**Stated goal:** Carry none of the pictures over; set down the material below exactly.

--- start of Supplied information ---

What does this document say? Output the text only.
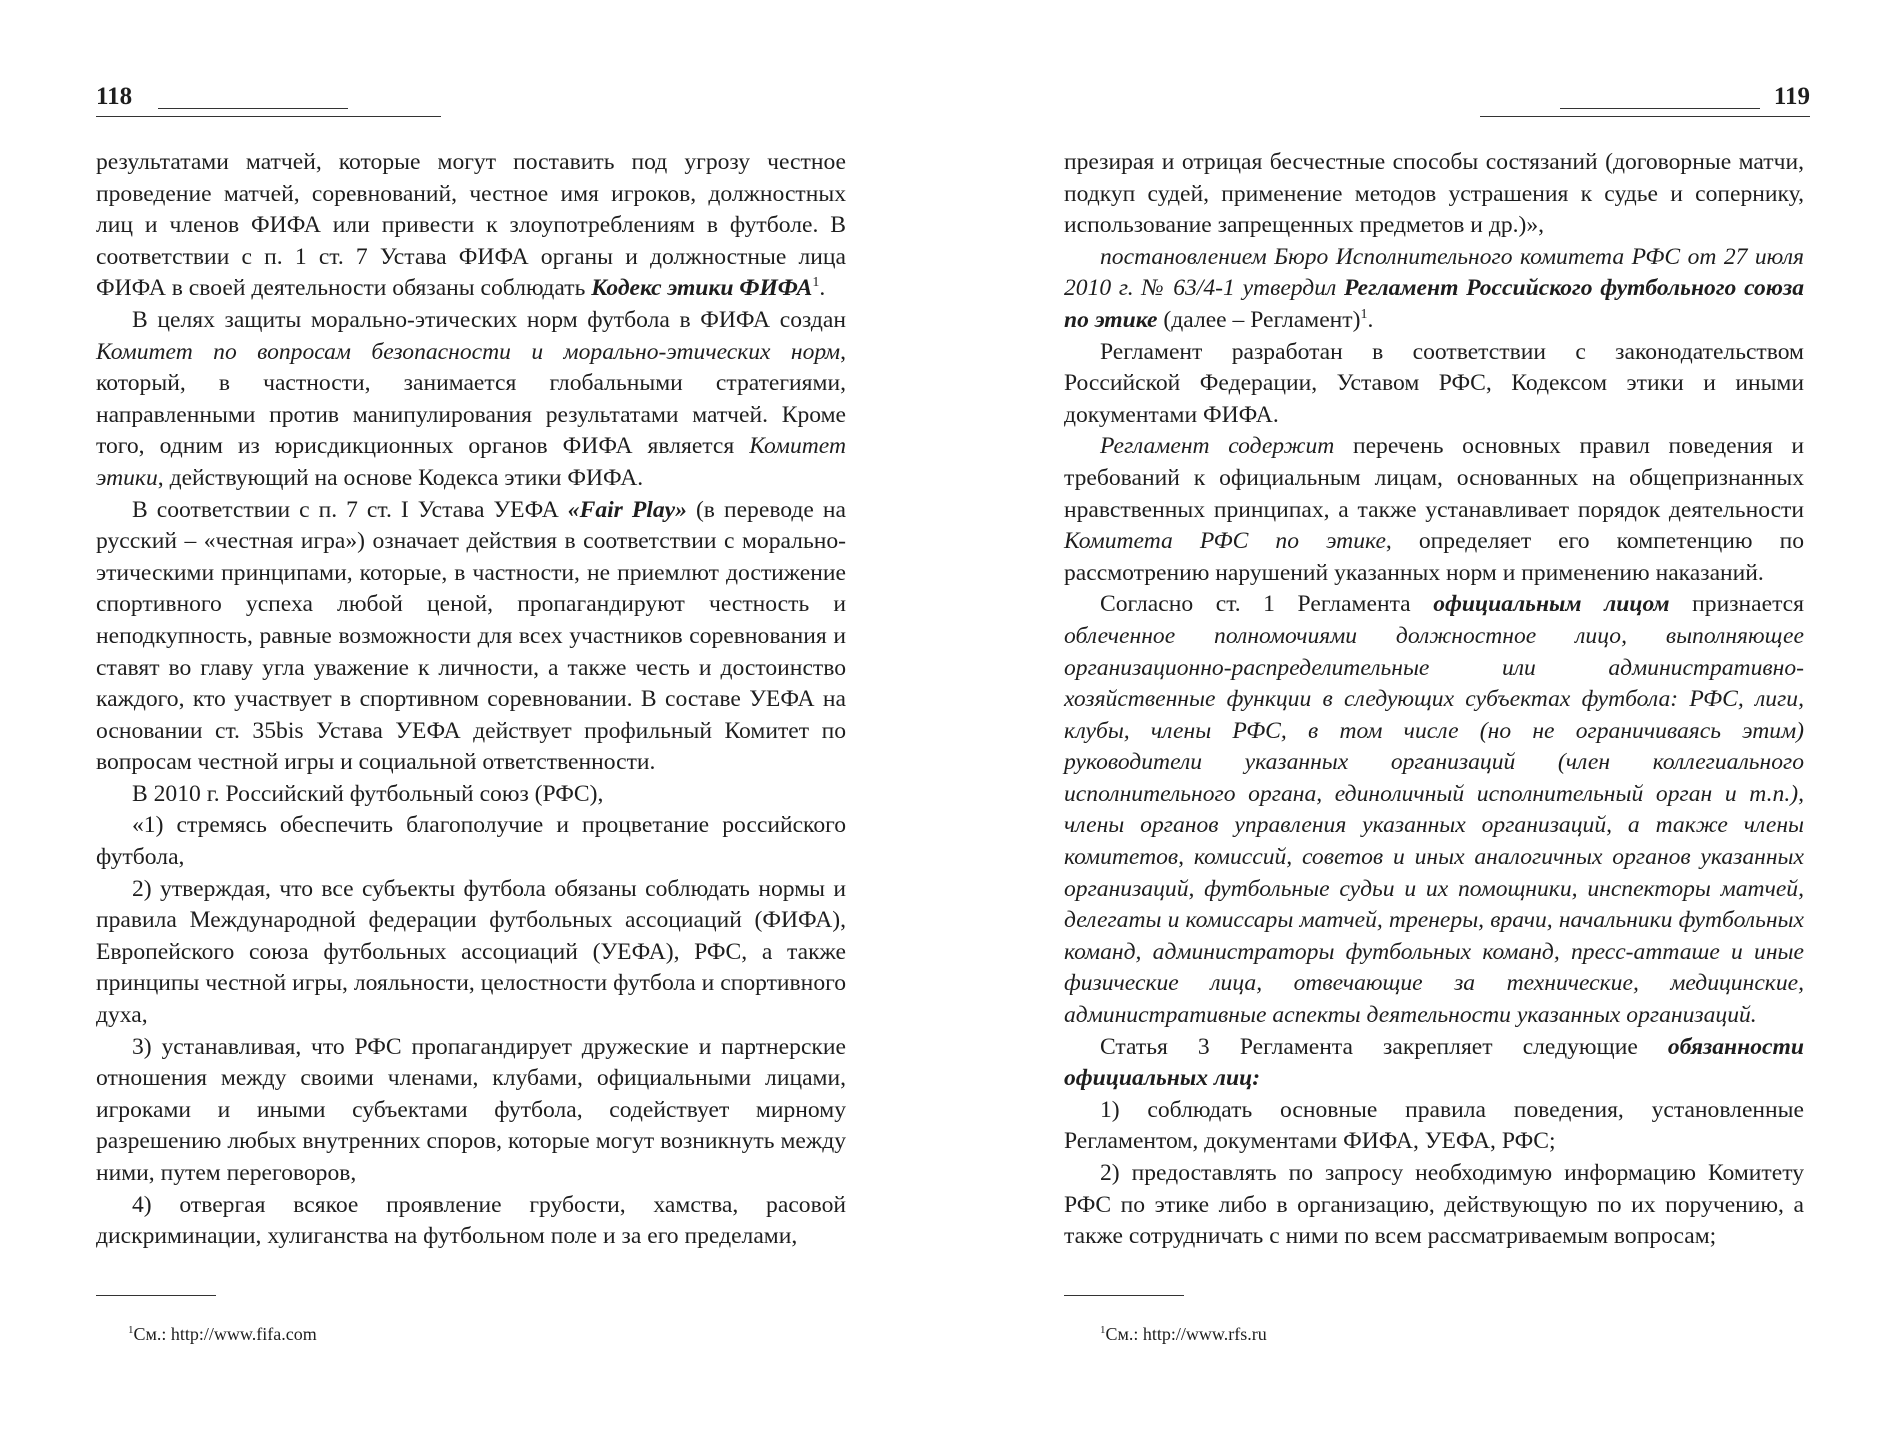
118

результатами матчей, которые могут поставить под угрозу честное проведение матчей, соревнований, честное имя игроков, должностных лиц и членов ФИФА или привести к злоупотреблениям в футболе. В соответствии с п. 1 ст. 7 Устава ФИФА органы и должностные лица ФИФА в своей деятельности обязаны соблюдать Кодекс этики ФИФА$^1$.

В целях защиты морально-этических норм футбола в ФИФА создан Комитет по вопросам безопасности и морально-этических норм, который, в частности, занимается глобальными стратегиями, направленными против манипулирования результатами матчей. Кроме того, одним из юрисдикционных органов ФИФА является Комитет этики, действующий на основе Кодекса этики ФИФА.

В соответствии с п. 7 ст. I Устава УЕФА «Fair Play» (в переводе на русский – «честная игра») означает действия в соответствии с морально-этическими принципами, которые, в частности, не приемлют достижение спортивного успеха любой ценой, пропагандируют честность и неподкупность, равные возможности для всех участников соревнования и ставят во главу угла уважение к личности, а также честь и достоинство каждого, кто участвует в спортивном соревновании. В составе УЕФА на основании ст. 35bis Устава УЕФА действует профильный Комитет по вопросам честной игры и социальной ответственности.

В 2010 г. Российский футбольный союз (РФС),

«1) стремясь обеспечить благополучие и процветание российского футбола,

2) утверждая, что все субъекты футбола обязаны соблюдать нормы и правила Международной федерации футбольных ассоциаций (ФИФА), Европейского союза футбольных ассоциаций (УЕФА), РФС, а также принципы честной игры, лояльности, целостности футбола и спортивного духа,

3) устанавливая, что РФС пропагандирует дружеские и партнерские отношения между своими членами, клубами, официальными лицами, игроками и иными субъектами футбола, содействует мирному разрешению любых внутренних споров, которые могут возникнуть между ними, путем переговоров,

4) отвергая всякое проявление грубости, хамства, расовой дискриминации, хулиганства на футбольном поле и за его пределами,

$^1$См.: http://www.fifa.com
119

презирая и отрицая бесчестные способы состязаний (договорные матчи, подкуп судей, применение методов устрашения к судье и сопернику, использование запрещенных предметов и др.)»,

постановлением Бюро Исполнительного комитета РФС от 27 июля 2010 г. № 63/4-1 утвердил Регламент Российского футбольного союза по этике (далее – Регламент)$^1$.

Регламент разработан в соответствии с законодательством Российской Федерации, Уставом РФС, Кодексом этики и иными документами ФИФА.

Регламент содержит перечень основных правил поведения и требований к официальным лицам, основанных на общепризнанных нравственных принципах, а также устанавливает порядок деятельности Комитета РФС по этике, определяет его компетенцию по рассмотрению нарушений указанных норм и применению наказаний.

Согласно ст. 1 Регламента официальным лицом признается облеченное полномочиями должностное лицо, выполняющее организационно-распределительные или административно-хозяйственные функции в следующих субъектах футбола: РФС, лиги, клубы, члены РФС, в том числе (но не ограничиваясь этим) руководители указанных организаций (член коллегиального исполнительного органа, единоличный исполнительный орган и т.п.), члены органов управления указанных организаций, а также члены комитетов, комиссий, советов и иных аналогичных органов указанных организаций, футбольные судьи и их помощники, инспекторы матчей, делегаты и комиссары матчей, тренеры, врачи, начальники футбольных команд, администраторы футбольных команд, пресс-атташе и иные физические лица, отвечающие за технические, медицинские, административные аспекты деятельности указанных организаций.

Статья 3 Регламента закрепляет следующие обязанности официальных лиц:

1) соблюдать основные правила поведения, установленные Регламентом, документами ФИФА, УЕФА, РФС;

2) предоставлять по запросу необходимую информацию Комитету РФС по этике либо в организацию, действующую по их поручению, а также сотрудничать с ними по всем рассматриваемым вопросам;

$^1$См.: http://www.rfs.ru
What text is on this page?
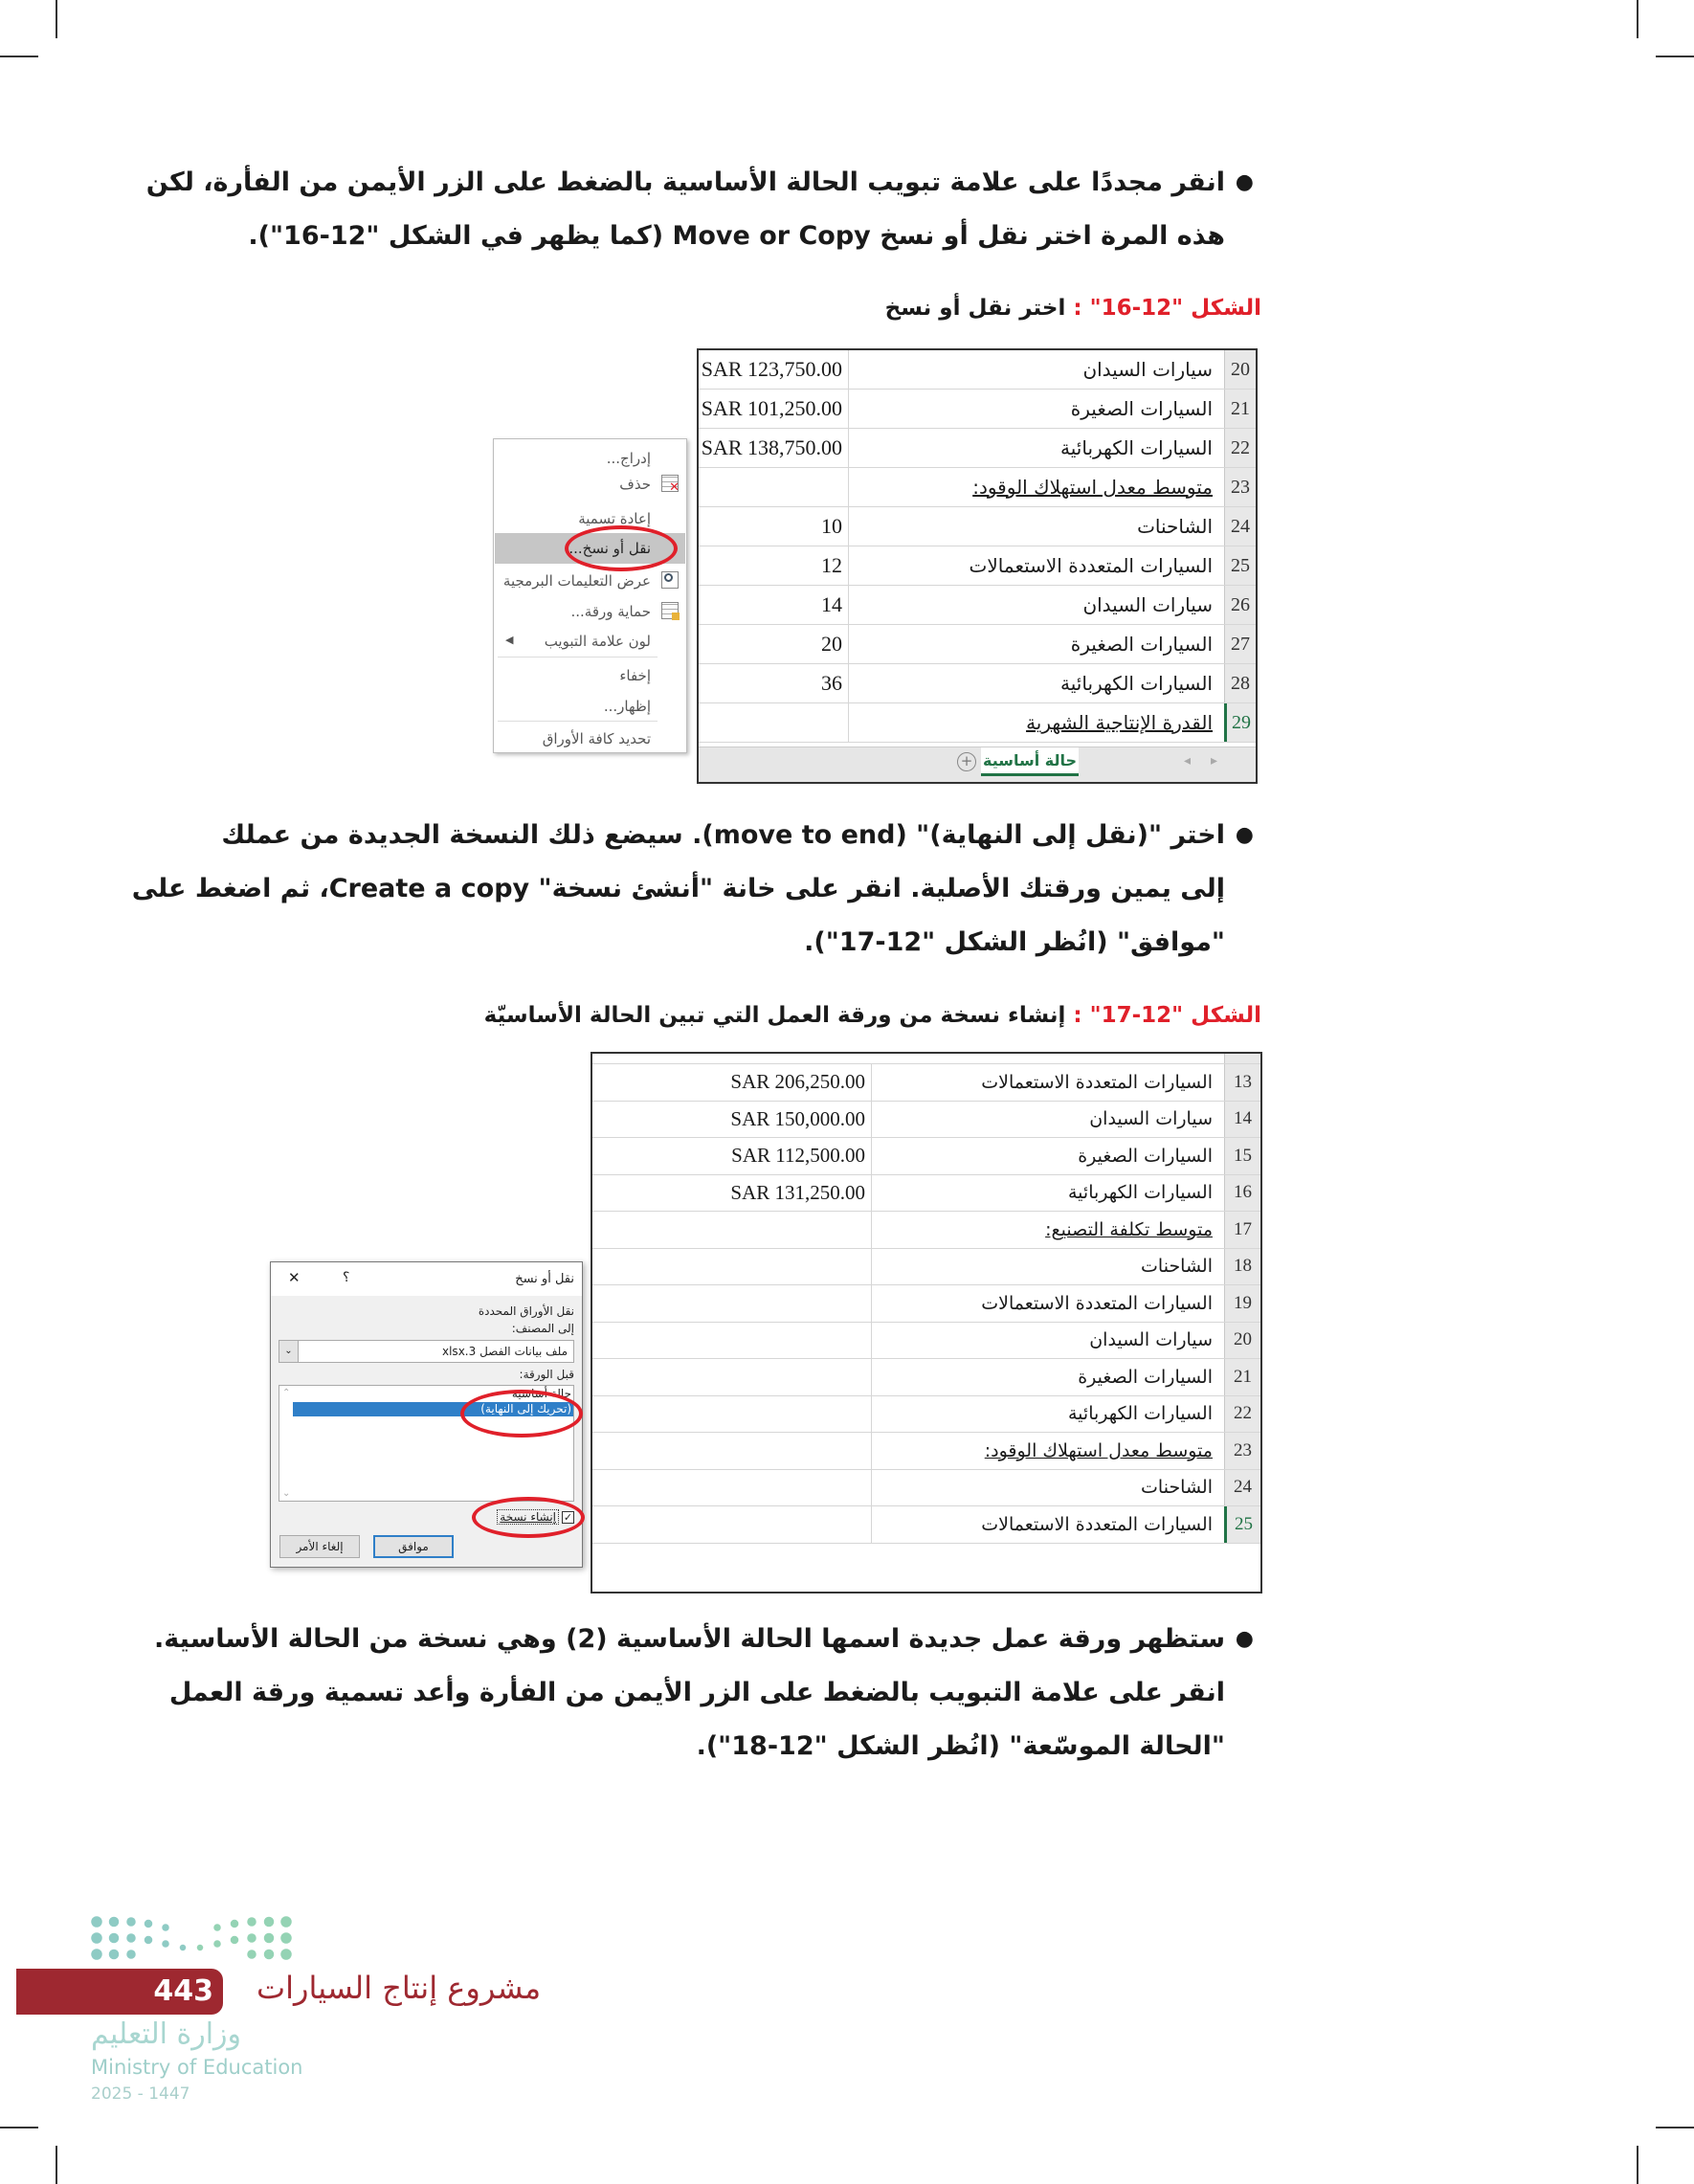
●
انقر مجددًا على علامة تبويب الحالة الأساسية بالضغط على الزر الأيمن من الفأرة، لكن
هذه المرة اختر نقل أو نسخ Move or Copy (كما يظهر في الشكل "12-16").
الشكل "12-16" : اختر نقل أو نسخ
20
سيارات السيدان
SAR 123,750.00
21
السيارات الصغيرة
SAR 101,250.00
22
السيارات الكهربائية
SAR 138,750.00
23
متوسط معدل استهلاك الوقود:
24
الشاحنات
10
25
السيارات المتعددة الاستعمالات
12
26
سيارات السيدان
14
27
السيارات الصغيرة
20
28
السيارات الكهربائية
36
29
القدرة الإنتاجية الشهرية
▸
◂
حالة أساسية
+
إدراج...
حذف ✕
إعادة تسمية
نقل أو نسخ...
عرض التعليمات البرمجية
حماية ورقة...
لون علامة التبويب
◀
إخفاء
إظهار...
تحديد كافة الأوراق
●
اختر "(نقل إلى النهاية)" (move to end). سيضع ذلك النسخة الجديدة من عملك
إلى يمين ورقتك الأصلية. انقر على خانة "أنشئ نسخة" Create a copy، ثم اضغط على
"موافق" (انُظر الشكل "12-17").
الشكل "12-17" : إنشاء نسخة من ورقة العمل التي تبين الحالة الأساسيّة
13
السيارات المتعددة الاستعمالات
SAR 206,250.00
14
سيارات السيدان
SAR 150,000.00
15
السيارات الصغيرة
SAR 112,500.00
16
السيارات الكهربائية
SAR 131,250.00
17
متوسط تكلفة التصنيع:
18
الشاحنات
19
السيارات المتعددة الاستعمالات
20
سيارات السيدان
21
السيارات الصغيرة
22
السيارات الكهربائية
23
متوسط معدل استهلاك الوقود:
24
الشاحنات
25
السيارات المتعددة الاستعمالات
نقل أو نسخ
؟
✕
نقل الأوراق المحددة
إلى المصنف:
ملف بيانات الفصل 3.xlsx
⌄
قبل الورقة:
حالة أساسية
(تحريك إلى النهاية)
⌃
⌄
✓
إنشاء نسخة
موافق
إلغاء الأمر
●
ستظهر ورقة عمل جديدة اسمها الحالة الأساسية (2) وهي نسخة من الحالة الأساسية.
انقر على علامة التبويب بالضغط على الزر الأيمن من الفأرة وأعد تسمية ورقة العمل
"الحالة الموسّعة" (انُظر الشكل "12-18").
443 مشروع إنتاج السيارات
وزارة التعليم
Ministry of Education
2025 - 1447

--- end of Supplied information ---

**Task answer:**
What does this document say? Output the text only.
118

результатами матчей, которые могут поставить под угрозу честное проведение матчей, соревнований, честное имя игроков, должностных лиц и членов ФИФА или привести к злоупотреблениям в футболе. В соответствии с п. 1 ст. 7 Устава ФИФА органы и должностные лица ФИФА в своей деятельности обязаны соблюдать Кодекс этики ФИФА$^1$.

В целях защиты морально-этических норм футбола в ФИФА создан Комитет по вопросам безопасности и морально-этических норм, который, в частности, занимается глобальными стратегиями, направленными против манипулирования результатами матчей. Кроме того, одним из юрисдикционных органов ФИФА является Комитет этики, действующий на основе Кодекса этики ФИФА.

В соответствии с п. 7 ст. I Устава УЕФА «Fair Play» (в переводе на русский – «честная игра») означает действия в соответствии с морально-этическими принципами, которые, в частности, не приемлют достижение спортивного успеха любой ценой, пропагандируют честность и неподкупность, равные возможности для всех участников соревнования и ставят во главу угла уважение к личности, а также честь и достоинство каждого, кто участвует в спортивном соревновании. В составе УЕФА на основании ст. 35bis Устава УЕФА действует профильный Комитет по вопросам честной игры и социальной ответственности.

В 2010 г. Российский футбольный союз (РФС),

«1) стремясь обеспечить благополучие и процветание российского футбола,

2) утверждая, что все субъекты футбола обязаны соблюдать нормы и правила Международной федерации футбольных ассоциаций (ФИФА), Европейского союза футбольных ассоциаций (УЕФА), РФС, а также принципы честной игры, лояльности, целостности футбола и спортивного духа,

3) устанавливая, что РФС пропагандирует дружеские и партнерские отношения между своими членами, клубами, официальными лицами, игроками и иными субъектами футбола, содействует мирному разрешению любых внутренних споров, которые могут возникнуть между ними, путем переговоров,

4) отвергая всякое проявление грубости, хамства, расовой дискриминации, хулиганства на футбольном поле и за его пределами,

$^1$См.: http://www.fifa.com
119

презирая и отрицая бесчестные способы состязаний (договорные матчи, подкуп судей, применение методов устрашения к судье и сопернику, использование запрещенных предметов и др.)»,

постановлением Бюро Исполнительного комитета РФС от 27 июля 2010 г. № 63/4-1 утвердил Регламент Российского футбольного союза по этике (далее – Регламент)$^1$.

Регламент разработан в соответствии с законодательством Российской Федерации, Уставом РФС, Кодексом этики и иными документами ФИФА.

Регламент содержит перечень основных правил поведения и требований к официальным лицам, основанных на общепризнанных нравственных принципах, а также устанавливает порядок деятельности Комитета РФС по этике, определяет его компетенцию по рассмотрению нарушений указанных норм и применению наказаний.

Согласно ст. 1 Регламента официальным лицом признается облеченное полномочиями должностное лицо, выполняющее организационно-распределительные или административно-хозяйственные функции в следующих субъектах футбола: РФС, лиги, клубы, члены РФС, в том числе (но не ограничиваясь этим) руководители указанных организаций (член коллегиального исполнительного органа, единоличный исполнительный орган и т.п.), члены органов управления указанных организаций, а также члены комитетов, комиссий, советов и иных аналогичных органов указанных организаций, футбольные судьи и их помощники, инспекторы матчей, делегаты и комиссары матчей, тренеры, врачи, начальники футбольных команд, администраторы футбольных команд, пресс-атташе и иные физические лица, отвечающие за технические, медицинские, административные аспекты деятельности указанных организаций.

Статья 3 Регламента закрепляет следующие обязанности официальных лиц:

1) соблюдать основные правила поведения, установленные Регламентом, документами ФИФА, УЕФА, РФС;

2) предоставлять по запросу необходимую информацию Комитету РФС по этике либо в организацию, действующую по их поручению, а также сотрудничать с ними по всем рассматриваемым вопросам;

$^1$См.: http://www.rfs.ru
What text is on this page?
●
انقر مجددًا على علامة تبويب الحالة الأساسية بالضغط على الزر الأيمن من الفأرة، لكن
هذه المرة اختر نقل أو نسخ Move or Copy (كما يظهر في الشكل "12-16").
الشكل "12-16" : اختر نقل أو نسخ
20
سيارات السيدان
SAR 123,750.00
21
السيارات الصغيرة
SAR 101,250.00
22
السيارات الكهربائية
SAR 138,750.00
23
متوسط معدل استهلاك الوقود:
24
الشاحنات
10
25
السيارات المتعددة الاستعمالات
12
26
سيارات السيدان
14
27
السيارات الصغيرة
20
28
السيارات الكهربائية
36
29
القدرة الإنتاجية الشهرية
▸
◂
حالة أساسية
+
إدراج...
حذف ✕
إعادة تسمية
نقل أو نسخ...
عرض التعليمات البرمجية
حماية ورقة...
لون علامة التبويب
◀
إخفاء
إظهار...
تحديد كافة الأوراق
●
اختر "(نقل إلى النهاية)" (move to end). سيضع ذلك النسخة الجديدة من عملك
إلى يمين ورقتك الأصلية. انقر على خانة "أنشئ نسخة" Create a copy، ثم اضغط على
"موافق" (انُظر الشكل "12-17").
الشكل "12-17" : إنشاء نسخة من ورقة العمل التي تبين الحالة الأساسيّة
13
السيارات المتعددة الاستعمالات
SAR 206,250.00
14
سيارات السيدان
SAR 150,000.00
15
السيارات الصغيرة
SAR 112,500.00
16
السيارات الكهربائية
SAR 131,250.00
17
متوسط تكلفة التصنيع:
18
الشاحنات
19
السيارات المتعددة الاستعمالات
20
سيارات السيدان
21
السيارات الصغيرة
22
السيارات الكهربائية
23
متوسط معدل استهلاك الوقود:
24
الشاحنات
25
السيارات المتعددة الاستعمالات
نقل أو نسخ
؟
✕
نقل الأوراق المحددة
إلى المصنف:
ملف بيانات الفصل 3.xlsx
⌄
قبل الورقة:
حالة أساسية
(تحريك إلى النهاية)
⌃
⌄
✓
إنشاء نسخة
موافق
إلغاء الأمر
●
ستظهر ورقة عمل جديدة اسمها الحالة الأساسية (2) وهي نسخة من الحالة الأساسية.
انقر على علامة التبويب بالضغط على الزر الأيمن من الفأرة وأعد تسمية ورقة العمل
"الحالة الموسّعة" (انُظر الشكل "12-18").
443 مشروع إنتاج السيارات
وزارة التعليم
Ministry of Education
2025 - 1447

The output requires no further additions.